Data for the task:
(begin)

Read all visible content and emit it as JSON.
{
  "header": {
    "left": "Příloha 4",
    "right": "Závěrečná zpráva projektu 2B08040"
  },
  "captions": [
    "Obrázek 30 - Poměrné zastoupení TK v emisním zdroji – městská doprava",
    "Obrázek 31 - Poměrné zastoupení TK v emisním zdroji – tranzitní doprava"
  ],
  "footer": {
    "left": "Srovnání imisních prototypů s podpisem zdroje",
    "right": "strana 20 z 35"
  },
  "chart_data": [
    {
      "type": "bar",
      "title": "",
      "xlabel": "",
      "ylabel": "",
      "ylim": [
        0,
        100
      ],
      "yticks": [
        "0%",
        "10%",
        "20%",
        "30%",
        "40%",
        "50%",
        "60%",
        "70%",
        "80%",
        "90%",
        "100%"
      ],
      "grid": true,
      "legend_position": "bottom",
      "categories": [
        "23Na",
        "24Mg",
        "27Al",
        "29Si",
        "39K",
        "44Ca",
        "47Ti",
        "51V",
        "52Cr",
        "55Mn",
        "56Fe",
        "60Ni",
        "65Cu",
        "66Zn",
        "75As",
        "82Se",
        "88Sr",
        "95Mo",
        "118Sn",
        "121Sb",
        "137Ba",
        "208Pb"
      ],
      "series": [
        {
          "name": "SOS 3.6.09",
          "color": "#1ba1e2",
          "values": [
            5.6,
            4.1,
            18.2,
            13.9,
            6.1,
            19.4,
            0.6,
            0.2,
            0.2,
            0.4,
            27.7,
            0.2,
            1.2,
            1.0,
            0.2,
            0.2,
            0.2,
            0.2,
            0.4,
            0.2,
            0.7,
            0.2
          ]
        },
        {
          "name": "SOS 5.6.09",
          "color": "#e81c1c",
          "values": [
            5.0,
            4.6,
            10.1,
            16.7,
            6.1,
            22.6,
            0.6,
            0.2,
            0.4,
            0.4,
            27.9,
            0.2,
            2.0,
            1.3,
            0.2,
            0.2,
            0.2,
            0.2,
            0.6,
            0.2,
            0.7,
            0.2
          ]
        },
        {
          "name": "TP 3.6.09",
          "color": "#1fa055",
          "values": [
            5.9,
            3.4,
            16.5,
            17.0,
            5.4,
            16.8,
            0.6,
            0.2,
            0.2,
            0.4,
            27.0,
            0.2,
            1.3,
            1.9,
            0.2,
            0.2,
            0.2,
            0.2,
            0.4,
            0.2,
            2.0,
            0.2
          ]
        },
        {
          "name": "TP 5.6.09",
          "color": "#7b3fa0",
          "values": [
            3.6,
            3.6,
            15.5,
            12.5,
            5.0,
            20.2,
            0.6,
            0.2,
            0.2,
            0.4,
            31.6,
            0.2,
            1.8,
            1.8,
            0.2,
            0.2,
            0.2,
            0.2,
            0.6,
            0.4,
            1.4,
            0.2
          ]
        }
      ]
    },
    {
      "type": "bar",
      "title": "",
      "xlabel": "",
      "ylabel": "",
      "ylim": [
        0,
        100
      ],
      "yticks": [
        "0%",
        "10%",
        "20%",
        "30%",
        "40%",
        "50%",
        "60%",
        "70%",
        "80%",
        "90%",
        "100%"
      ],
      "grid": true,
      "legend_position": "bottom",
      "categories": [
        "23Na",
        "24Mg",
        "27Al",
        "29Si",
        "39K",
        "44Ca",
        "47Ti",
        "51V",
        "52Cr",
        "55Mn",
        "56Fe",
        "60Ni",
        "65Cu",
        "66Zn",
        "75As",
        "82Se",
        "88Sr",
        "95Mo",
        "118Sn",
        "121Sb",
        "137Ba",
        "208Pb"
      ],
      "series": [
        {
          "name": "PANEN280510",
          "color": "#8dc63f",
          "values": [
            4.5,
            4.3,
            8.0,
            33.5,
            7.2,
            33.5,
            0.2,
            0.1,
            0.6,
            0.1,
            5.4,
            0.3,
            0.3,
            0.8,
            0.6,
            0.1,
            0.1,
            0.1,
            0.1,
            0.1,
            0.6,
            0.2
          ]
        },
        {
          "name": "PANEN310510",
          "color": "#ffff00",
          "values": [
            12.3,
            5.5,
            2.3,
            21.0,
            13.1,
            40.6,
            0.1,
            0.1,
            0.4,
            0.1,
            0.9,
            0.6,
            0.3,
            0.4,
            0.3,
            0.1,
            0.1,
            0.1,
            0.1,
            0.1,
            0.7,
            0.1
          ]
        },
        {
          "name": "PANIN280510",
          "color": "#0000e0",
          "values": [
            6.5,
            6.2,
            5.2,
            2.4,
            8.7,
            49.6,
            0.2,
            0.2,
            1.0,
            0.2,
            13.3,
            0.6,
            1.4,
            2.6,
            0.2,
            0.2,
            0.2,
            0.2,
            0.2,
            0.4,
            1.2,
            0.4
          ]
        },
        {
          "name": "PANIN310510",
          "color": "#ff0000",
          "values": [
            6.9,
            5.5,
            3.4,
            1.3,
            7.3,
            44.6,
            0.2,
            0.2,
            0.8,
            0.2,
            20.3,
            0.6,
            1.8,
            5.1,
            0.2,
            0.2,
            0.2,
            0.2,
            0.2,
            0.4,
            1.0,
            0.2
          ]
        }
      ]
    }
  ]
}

(end)

What needs to be done: Restate the data above word for word.

Correct output:
Read all visible content and emit it as JSON.
{
  "header": {
    "left": "Příloha 4",
    "right": "Závěrečná zpráva projektu 2B08040"
  },
  "captions": [
    "Obrázek 30 - Poměrné zastoupení TK v emisním zdroji – městská doprava",
    "Obrázek 31 - Poměrné zastoupení TK v emisním zdroji – tranzitní doprava"
  ],
  "footer": {
    "left": "Srovnání imisních prototypů s podpisem zdroje",
    "right": "strana 20 z 35"
  },
  "chart_data": [
    {
      "type": "bar",
      "title": "",
      "xlabel": "",
      "ylabel": "",
      "ylim": [
        0,
        100
      ],
      "yticks": [
        "0%",
        "10%",
        "20%",
        "30%",
        "40%",
        "50%",
        "60%",
        "70%",
        "80%",
        "90%",
        "100%"
      ],
      "grid": true,
      "legend_position": "bottom",
      "categories": [
        "23Na",
        "24Mg",
        "27Al",
        "29Si",
        "39K",
        "44Ca",
        "47Ti",
        "51V",
        "52Cr",
        "55Mn",
        "56Fe",
        "60Ni",
        "65Cu",
        "66Zn",
        "75As",
        "82Se",
        "88Sr",
        "95Mo",
        "118Sn",
        "121Sb",
        "137Ba",
        "208Pb"
      ],
      "series": [
        {
          "name": "SOS 3.6.09",
          "color": "#1ba1e2",
          "values": [
            5.6,
            4.1,
            18.2,
            13.9,
            6.1,
            19.4,
            0.6,
            0.2,
            0.2,
            0.4,
            27.7,
            0.2,
            1.2,
            1.0,
            0.2,
            0.2,
            0.2,
            0.2,
            0.4,
            0.2,
            0.7,
            0.2
          ]
        },
        {
          "name": "SOS 5.6.09",
          "color": "#e81c1c",
          "values": [
            5.0,
            4.6,
            10.1,
            16.7,
            6.1,
            22.6,
            0.6,
            0.2,
            0.4,
            0.4,
            27.9,
            0.2,
            2.0,
            1.3,
            0.2,
            0.2,
            0.2,
            0.2,
            0.6,
            0.2,
            0.7,
            0.2
          ]
        },
        {
          "name": "TP 3.6.09",
          "color": "#1fa055",
          "values": [
            5.9,
            3.4,
            16.5,
            17.0,
            5.4,
            16.8,
            0.6,
            0.2,
            0.2,
            0.4,
            27.0,
            0.2,
            1.3,
            1.9,
            0.2,
            0.2,
            0.2,
            0.2,
            0.4,
            0.2,
            2.0,
            0.2
          ]
        },
        {
          "name": "TP 5.6.09",
          "color": "#7b3fa0",
          "values": [
            3.6,
            3.6,
            15.5,
            12.5,
            5.0,
            20.2,
            0.6,
            0.2,
            0.2,
            0.4,
            31.6,
            0.2,
            1.8,
            1.8,
            0.2,
            0.2,
            0.2,
            0.2,
            0.6,
            0.4,
            1.4,
            0.2
          ]
        }
      ]
    },
    {
      "type": "bar",
      "title": "",
      "xlabel": "",
      "ylabel": "",
      "ylim": [
        0,
        100
      ],
      "yticks": [
        "0%",
        "10%",
        "20%",
        "30%",
        "40%",
        "50%",
        "60%",
        "70%",
        "80%",
        "90%",
        "100%"
      ],
      "grid": true,
      "legend_position": "bottom",
      "categories": [
        "23Na",
        "24Mg",
        "27Al",
        "29Si",
        "39K",
        "44Ca",
        "47Ti",
        "51V",
        "52Cr",
        "55Mn",
        "56Fe",
        "60Ni",
        "65Cu",
        "66Zn",
        "75As",
        "82Se",
        "88Sr",
        "95Mo",
        "118Sn",
        "121Sb",
        "137Ba",
        "208Pb"
      ],
      "series": [
        {
          "name": "PANEN280510",
          "color": "#8dc63f",
          "values": [
            4.5,
            4.3,
            8.0,
            33.5,
            7.2,
            33.5,
            0.2,
            0.1,
            0.6,
            0.1,
            5.4,
            0.3,
            0.3,
            0.8,
            0.6,
            0.1,
            0.1,
            0.1,
            0.1,
            0.1,
            0.6,
            0.2
          ]
        },
        {
          "name": "PANEN310510",
          "color": "#ffff00",
          "values": [
            12.3,
            5.5,
            2.3,
            21.0,
            13.1,
            40.6,
            0.1,
            0.1,
            0.4,
            0.1,
            0.9,
            0.6,
            0.3,
            0.4,
            0.3,
            0.1,
            0.1,
            0.1,
            0.1,
            0.1,
            0.7,
            0.1
          ]
        },
        {
          "name": "PANIN280510",
          "color": "#0000e0",
          "values": [
            6.5,
            6.2,
            5.2,
            2.4,
            8.7,
            49.6,
            0.2,
            0.2,
            1.0,
            0.2,
            13.3,
            0.6,
            1.4,
            2.6,
            0.2,
            0.2,
            0.2,
            0.2,
            0.2,
            0.4,
            1.2,
            0.4
          ]
        },
        {
          "name": "PANIN310510",
          "color": "#ff0000",
          "values": [
            6.9,
            5.5,
            3.4,
            1.3,
            7.3,
            44.6,
            0.2,
            0.2,
            0.8,
            0.2,
            20.3,
            0.6,
            1.8,
            5.1,
            0.2,
            0.2,
            0.2,
            0.2,
            0.2,
            0.4,
            1.0,
            0.2
          ]
        }
      ]
    }
  ]
}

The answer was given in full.